[Start RECORDS FOR PROCESSING]
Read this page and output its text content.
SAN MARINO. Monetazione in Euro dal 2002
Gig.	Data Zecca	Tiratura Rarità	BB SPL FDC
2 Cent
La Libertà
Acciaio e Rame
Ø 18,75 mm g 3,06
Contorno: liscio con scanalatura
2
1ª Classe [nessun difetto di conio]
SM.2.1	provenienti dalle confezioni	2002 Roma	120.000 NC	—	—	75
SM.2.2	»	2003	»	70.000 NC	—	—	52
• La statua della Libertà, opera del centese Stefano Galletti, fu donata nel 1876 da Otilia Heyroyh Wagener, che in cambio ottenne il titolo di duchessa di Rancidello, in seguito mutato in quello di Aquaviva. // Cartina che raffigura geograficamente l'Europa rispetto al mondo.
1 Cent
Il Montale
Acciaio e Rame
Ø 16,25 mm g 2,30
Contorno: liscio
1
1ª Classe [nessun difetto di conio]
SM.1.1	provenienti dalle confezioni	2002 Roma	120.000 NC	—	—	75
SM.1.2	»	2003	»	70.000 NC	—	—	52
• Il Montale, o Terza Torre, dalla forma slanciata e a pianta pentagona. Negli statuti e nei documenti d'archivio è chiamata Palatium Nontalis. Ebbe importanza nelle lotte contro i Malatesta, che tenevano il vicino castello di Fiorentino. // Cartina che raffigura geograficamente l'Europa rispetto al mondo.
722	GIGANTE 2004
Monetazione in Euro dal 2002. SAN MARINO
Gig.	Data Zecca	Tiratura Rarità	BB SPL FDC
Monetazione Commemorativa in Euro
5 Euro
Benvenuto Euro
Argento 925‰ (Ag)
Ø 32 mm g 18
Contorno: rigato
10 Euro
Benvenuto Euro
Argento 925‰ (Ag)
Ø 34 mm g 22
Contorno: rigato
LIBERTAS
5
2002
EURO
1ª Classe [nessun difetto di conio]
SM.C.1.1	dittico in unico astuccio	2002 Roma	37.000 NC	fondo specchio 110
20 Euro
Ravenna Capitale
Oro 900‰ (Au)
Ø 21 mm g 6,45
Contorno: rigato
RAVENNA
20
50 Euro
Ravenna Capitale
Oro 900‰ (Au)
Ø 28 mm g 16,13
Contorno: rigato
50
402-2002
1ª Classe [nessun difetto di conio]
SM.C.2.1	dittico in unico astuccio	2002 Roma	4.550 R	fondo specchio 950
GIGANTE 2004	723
[End RECORDS FOR PROCESSING]
SET PROBLEM ->
Provide the number of lines in these entries that hold the word "Montale", without any accompanying text.

SOLUTION TO THE EXERCISE ->
2